Directions for this task:
Identify, in the records below, every line where the string "政务公开" appears, and copy each such line.

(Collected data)
□ □ □ □ □

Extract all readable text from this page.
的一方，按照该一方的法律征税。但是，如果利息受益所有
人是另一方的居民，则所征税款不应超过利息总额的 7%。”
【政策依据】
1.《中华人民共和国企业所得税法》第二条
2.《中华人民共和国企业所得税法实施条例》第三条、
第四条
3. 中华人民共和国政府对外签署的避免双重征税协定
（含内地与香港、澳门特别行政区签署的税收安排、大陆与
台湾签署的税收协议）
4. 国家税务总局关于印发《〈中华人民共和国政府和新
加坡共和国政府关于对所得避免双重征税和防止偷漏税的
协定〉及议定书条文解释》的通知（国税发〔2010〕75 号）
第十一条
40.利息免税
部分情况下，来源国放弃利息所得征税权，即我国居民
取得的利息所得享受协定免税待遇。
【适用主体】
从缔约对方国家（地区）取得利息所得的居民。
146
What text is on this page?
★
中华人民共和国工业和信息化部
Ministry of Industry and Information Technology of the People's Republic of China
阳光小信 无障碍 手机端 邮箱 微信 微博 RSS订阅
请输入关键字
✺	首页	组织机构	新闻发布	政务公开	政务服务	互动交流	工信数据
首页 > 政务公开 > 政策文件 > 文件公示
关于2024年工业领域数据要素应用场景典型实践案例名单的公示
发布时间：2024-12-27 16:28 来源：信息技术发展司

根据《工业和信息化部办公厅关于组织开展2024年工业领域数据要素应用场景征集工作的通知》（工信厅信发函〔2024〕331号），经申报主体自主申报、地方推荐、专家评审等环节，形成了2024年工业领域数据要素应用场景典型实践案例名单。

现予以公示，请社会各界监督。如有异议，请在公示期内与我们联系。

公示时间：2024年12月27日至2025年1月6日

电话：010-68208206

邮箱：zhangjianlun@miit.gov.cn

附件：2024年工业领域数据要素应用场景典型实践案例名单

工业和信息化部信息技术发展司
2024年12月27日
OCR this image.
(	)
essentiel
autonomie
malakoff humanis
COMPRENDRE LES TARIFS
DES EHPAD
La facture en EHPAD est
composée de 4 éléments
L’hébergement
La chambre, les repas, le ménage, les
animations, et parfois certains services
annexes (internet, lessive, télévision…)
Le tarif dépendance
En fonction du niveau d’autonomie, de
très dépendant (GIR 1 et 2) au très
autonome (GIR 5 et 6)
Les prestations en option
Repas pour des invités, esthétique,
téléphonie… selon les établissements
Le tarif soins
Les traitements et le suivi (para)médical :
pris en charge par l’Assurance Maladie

□ □ □ □ □

Result of the exercise:
✺	首页	组织机构	新闻发布	政务公开	政务服务	互动交流	工信数据
首页 > 政务公开 > 政策文件 > 文件公示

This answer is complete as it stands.